*** Exercise inputs ***
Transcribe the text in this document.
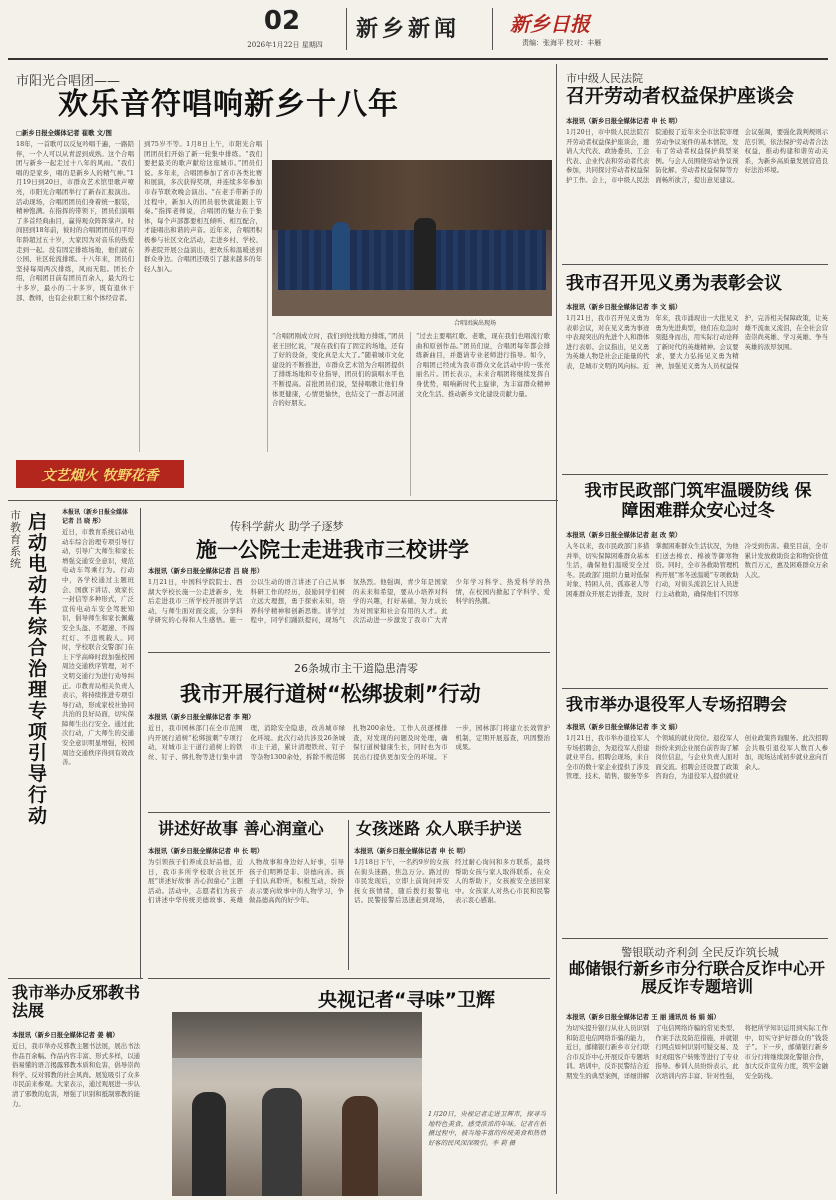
02
2026年1月22日 星期四
新乡新闻	新乡日报
责编：张海平 校对：丰雁
市阳光合唱团——
欢乐音符唱响新乡十八年
□新乡日报全媒体记者 崔歌 文/图
18年，一首歌可以反复吟唱千遍，一路陪伴，一个人可以从青涩到成熟。这个合唱团与新乡一起走过十八年的风雨。“我们唱的是家乡，唱的是新乡人的精气神。”1月19日到20日，市群众艺术馆里歌声嘹亮，市阳光合唱团举行了新春汇报演出。活动现场，合唱团团员们身着统一服装，精神饱满。在指挥的带领下，团员们演唱了多首经典曲目，赢得观众阵阵掌声。时间回到18年前，彼时的合唱团团员们平均年龄超过五十岁，大家因为对音乐的热爱走到一起。没有固定排练场地，他们就在公园、社区轮流排练。十八年来，团员们坚持每周两次排练，风雨无阻。团长介绍，合唱团目前有团员百余人，最大的七十多岁，最小的二十多岁，既有退休干部、教师，也有企业职工和个体经营者。
到75岁不等。1月8日上午，市阳光合唱团团员们开始了新一轮集中排练。“我们要把最美的歌声献给这座城市。”团员们说。多年来，合唱团参加了省市各类比赛和展演，多次获得奖项，并连续多年参加市春节联欢晚会演出。“在老手带新手的过程中，新加入的团员很快就能跟上节奏。”指挥老师说，合唱团的魅力在于集体，每个声部都要相互倾听、相互配合，才能唱出和谐的声音。近年来，合唱团积极参与社区文化活动，走进乡村、学校、养老院开展公益演出，把欢乐和温暖送到群众身边。合唱团还吸引了越来越多的年轻人加入。
合唱团演出现场
“合唱团刚成立时，我们到处找地方排练，”团员老王回忆说，“现在我们有了固定的场地，还有了好的设备，变化真是太大了。”随着城市文化建设的不断推进，市群众艺术馆为合唱团提供了排练场地和专业指导，团员们的演唱水平也不断提高。首批团员们说，坚持唱歌让他们身体更健康，心情更愉快，也结交了一群志同道合的好朋友。
“过去主要唱红歌、老歌，现在我们也唱流行歌曲和原创作品。”团员们说，合唱团每年都会排练新曲目，并邀请专业老师进行指导。如今，合唱团已经成为我市群众文化活动中的一张亮丽名片。团长表示，未来合唱团将继续发挥自身优势，唱响新时代主旋律，为丰富群众精神文化生活、推动新乡文化建设贡献力量。
文艺烟火 牧野花香
市教育系统
启动电动车综合治理专项引导行动
本报讯（新乡日报全媒体记者 吕 晓 彤）
近日，市教育系统启动电动车综合治理专项引导行动，引导广大师生和家长增强交通安全意识，规范电动车驾乘行为。行动中，各学校通过主题班会、国旗下讲话、致家长一封信等多种形式，广泛宣传电动车安全驾驶知识，倡导师生和家长佩戴安全头盔、不超速、不闯红灯、不违规载人。同时，学校联合交警部门在上下学高峰时段加强校园周边交通秩序管理，对不文明交通行为进行劝导纠正。市教育局相关负责人表示，将持续推进专项引导行动，形成家校社协同共治的良好局面，切实保障师生出行安全。通过此次行动，广大师生的交通安全意识明显增强，校园周边交通秩序得到有效改善。
传科学薪火 助学子逐梦
施一公院士走进我市三校讲学
本报讯（新乡日报全媒体记者 吕 晓 彤）
1月21日，中国科学院院士、西湖大学校长施一公走进新乡，先后走进我市三所学校开展讲学活动，与师生面对面交流，分享科学研究的心得和人生感悟。施一公以生动的语言讲述了自己从事科研工作的经历，鼓励同学们树立远大理想，勇于探索未知，培养科学精神和创新思维。讲学过程中，同学们踊跃提问，现场气氛热烈。他强调，青少年是国家的未来和希望，要从小培养对科学的兴趣，打好基础，努力成长为对国家和社会有用的人才。此次活动进一步激发了我市广大青少年学习科学、热爱科学的热情，在校园内掀起了学科学、爱科学的热潮。
26条城市主干道隐患清零
我市开展行道树“松绑拔刺”行动
本报讯（新乡日报全媒体记者 李 翔）
近日，我市园林部门在全市范围内开展行道树“松绑拔刺”专项行动，对城市主干道行道树上的铁丝、钉子、绑扎物等进行集中清理，消除安全隐患，改善城市绿化环境。此次行动共涉及26条城市主干道，累计清理铁丝、钉子等杂物1300余处，拆除不规范绑扎物200余处。工作人员逐棵排查，对发现的问题及时处理，确保行道树健康生长，同时也为市民出行提供更加安全的环境。下一步，园林部门将建立长效管护机制，定期开展巡查，巩固整治成果。
讲述好故事 善心润童心
本报讯（新乡日报全媒体记者 申 长 明）
为引领孩子们养成良好品德，近日，我市多所学校联合社区开展“讲述好故事 善心润童心”主题活动。活动中，志愿者们为孩子们讲述中华传统美德故事、英雄人物故事和身边好人好事，引导孩子们明辨是非、崇德向善。孩子们认真聆听，积极互动，纷纷表示要向故事中的人物学习，争做品德高尚的好少年。
女孩迷路 众人联手护送
本报讯（新乡日报全媒体记者 申 长 明）
1月18日下午，一名约9岁的女孩在街头迷路，焦急万分。路过的市民发现后，立即上前询问并安抚女孩情绪，随后拨打报警电话。民警接警后迅速赶到现场，经过耐心询问和多方联系，最终帮助女孩与家人取得联系。在众人的帮助下，女孩被安全送回家中。女孩家人对热心市民和民警表示衷心感谢。
我市举办反邪教书法展
本报讯（新乡日报全媒体记者 姜 楠）
近日，我市举办反邪教主题书法展，展出书法作品百余幅。作品内容丰富、形式多样，以通俗易懂的语言揭露邪教本质和危害，倡导崇尚科学、反对邪教的社会风尚。展览吸引了众多市民前来参观。大家表示，通过观展进一步认清了邪教的危害，增强了识别和抵制邪教的能力。
央视记者“寻味”卫辉
1月20日，央视记者走进卫辉市，探寻当地特色美食，感受浓浓的年味。记者在拍摄过程中，被当地丰富的传统美食和热情好客的民风深深吸引。李 莉 摄
市中级人民法院
召开劳动者权益保护座谈会
本报讯（新乡日报全媒体记者 申 长 明）
1月20日，市中级人民法院召开劳动者权益保护座谈会，邀请人大代表、政协委员、工会代表、企业代表和劳动者代表参加，共同探讨劳动者权益保护工作。会上，市中级人民法院通报了近年来全市法院审理劳动争议案件的基本情况，发布了劳动者权益保护典型案例。与会人员围绕劳动争议预防化解、劳动者权益保障等方面畅所欲言，提出意见建议。会议强调，要强化裁判规则示范引领，依法保护劳动者合法权益，推动构建和谐劳动关系，为新乡高质量发展营造良好法治环境。
我市召开见义勇为表彰会议
本报讯（新乡日报全媒体记者 李 文 娟）
1月21日，我市召开见义勇为表彰会议，对在见义勇为事迹中表现突出的先进个人和群体进行表彰。会议指出，见义勇为英雄人物是社会正能量的代表，是城市文明的风向标。近年来，我市涌现出一大批见义勇为先进典型，他们在危急时刻挺身而出，用实际行动诠释了新时代的英雄精神。会议要求，要大力弘扬见义勇为精神，加强见义勇为人员权益保护，完善相关保障政策，让英雄不流血又流泪，在全社会营造崇尚英雄、学习英雄、争当英雄的浓厚氛围。
我市民政部门筑牢温暖防线 保障困难群众安心过冬
本报讯（新乡日报全媒体记者 赵 改 荣）
入冬以来，我市民政部门多措并举，切实保障困难群众基本生活，确保他们温暖安全过冬。民政部门组织力量对低保对象、特困人员、孤寡老人等困难群众开展走访排查，及时掌握困难群众生活状况，为他们送去棉衣、棉被等御寒物资。同时，全市各救助管理机构开展“寒冬送温暖”专项救助行动，对街头流浪乞讨人员进行主动救助，确保他们不因寒冷受到伤害。截至目前，全市累计发放救助资金和物资价值数百万元，惠及困难群众万余人次。
我市举办退役军人专场招聘会
本报讯（新乡日报全媒体记者 李 文 娟）
1月21日，我市举办退役军人专场招聘会，为退役军人搭建就业平台。招聘会现场，来自全市的数十家企业提供了涉及管理、技术、销售、服务等多个领域的就业岗位。退役军人纷纷来到企业展台前咨询了解岗位信息，与企业负责人面对面交流。招聘会还设置了政策咨询台，为退役军人提供就业创业政策咨询服务。此次招聘会共吸引退役军人数百人参加，现场达成初步就业意向百余人。
警银联动齐利剑 全民反诈筑长城
邮储银行新乡市分行联合反诈中心开展反诈专题培训
本报讯（新乡日报全媒体记者 王 丽 通讯员 杨 娟 娟）
为切实提升银行从业人员识别和防范电信网络诈骗的能力，近日，邮储银行新乡市分行联合市反诈中心开展反诈专题培训。培训中，反诈民警结合近期发生的典型案例，详细讲解了电信网络诈骗的常见类型、作案手法及防范措施，并就银行网点如何识别可疑交易、及时劝阻客户转账等进行了专业指导。参训人员纷纷表示，此次培训内容丰富、针对性强，将把所学知识运用到实际工作中，切实守护好群众的“钱袋子”。下一步，邮储银行新乡市分行将继续深化警银合作，加大反诈宣传力度，筑牢金融安全防线。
***
## Exercise prompt
Scan the material above for the word "松绑拔刺". Copy each line where it occurs.

## Result of this task
我市开展行道树“松绑拔刺”行动
近日，我市园林部门在全市范围内开展行道树“松绑拔刺”专项行动，对城市主干道行道树上的铁丝、钉子、绑扎物等进行集中清理，消除安全隐患，改善城市绿化环境。此次行动共涉及26条城市主干道，累计清理铁丝、钉子等杂物1300余处，拆除不规范绑扎物200余处。工作人员逐棵排查，对发现的问题及时处理，确保行道树健康生长，同时也为市民出行提供更加安全的环境。下一步，园林部门将建立长效管护机制，定期开展巡查，巩固整治成果。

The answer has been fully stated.